**Problem statement**
Replace "point" with "marker" everywhere in the records below, change nothing else, and leave out the pictures when you write the lines again.

**Record set**
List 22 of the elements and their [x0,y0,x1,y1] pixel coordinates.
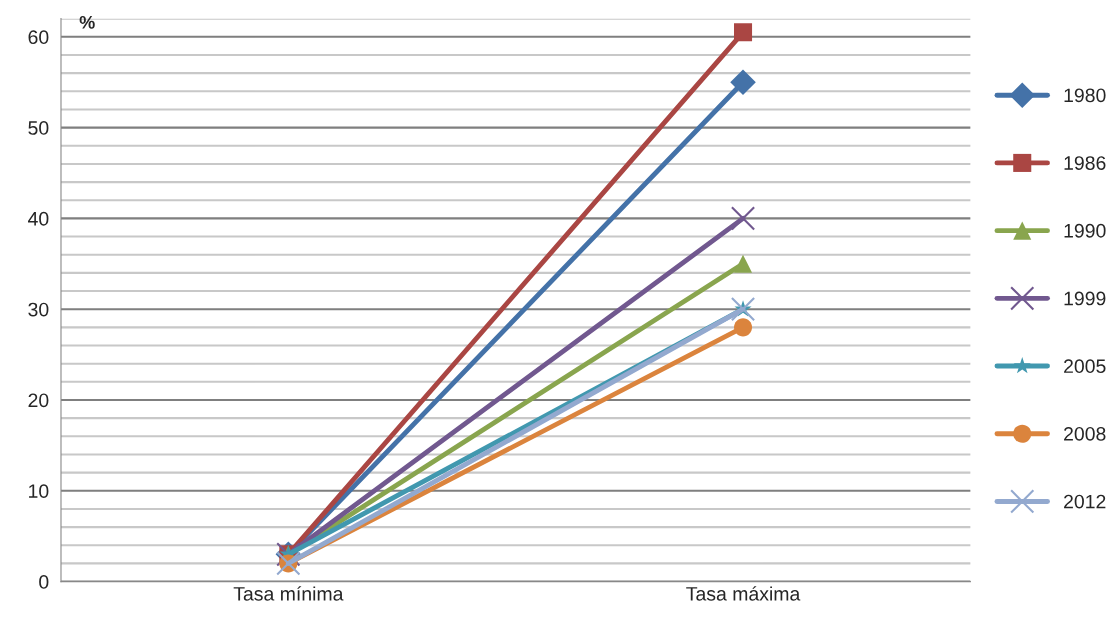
y-tick-label: 30 [28,302,49,317]
legend-label: 1990 [1064,223,1106,238]
y-tick-label: 20 [28,393,49,408]
x-tick-label: Tasa mínima [233,586,344,601]
legend-label: 2012 [1064,494,1106,509]
point [730,69,756,95]
legend-label: 2005 [1064,359,1106,374]
x-tick-label: Tasa máxima [686,586,801,601]
point [734,23,753,42]
legend-label: 1999 [1064,291,1106,306]
y-tick-label: 0 [39,575,49,589]
legend-label: 1986 [1064,156,1106,170]
y-tick-label: 10 [29,484,49,499]
legend-label: 2008 [1064,426,1106,441]
point [730,206,756,231]
y-tick-label: 60 [28,30,49,45]
point [730,297,756,322]
legend-label: 1980 [1064,88,1106,103]
y-axis-title: % [79,15,95,29]
y-tick-label: 40 [28,211,49,226]
point [734,254,753,273]
y-tick-label: 50 [28,121,49,135]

**Final result**
List 22 of the elements and their [x0,y0,x1,y1] pixel coordinates.
y-tick-label: 30 [28,302,49,317]
legend-label: 1990 [1064,223,1106,238]
y-tick-label: 20 [28,393,49,408]
x-tick-label: Tasa mínima [233,586,344,601]
legend-label: 2012 [1064,494,1106,509]
marker [730,69,756,95]
legend-label: 2005 [1064,359,1106,374]
x-tick-label: Tasa máxima [686,586,801,601]
marker [734,23,753,42]
legend-label: 1999 [1064,291,1106,306]
y-tick-label: 0 [39,575,49,589]
legend-label: 1986 [1064,156,1106,170]
y-tick-label: 10 [29,484,49,499]
legend-label: 2008 [1064,426,1106,441]
marker [730,206,756,231]
y-tick-label: 60 [28,30,49,45]
marker [730,297,756,322]
legend-label: 1980 [1064,88,1106,103]
y-axis-title: % [79,15,95,29]
y-tick-label: 40 [28,211,49,226]
marker [734,254,753,273]
y-tick-label: 50 [28,121,49,135]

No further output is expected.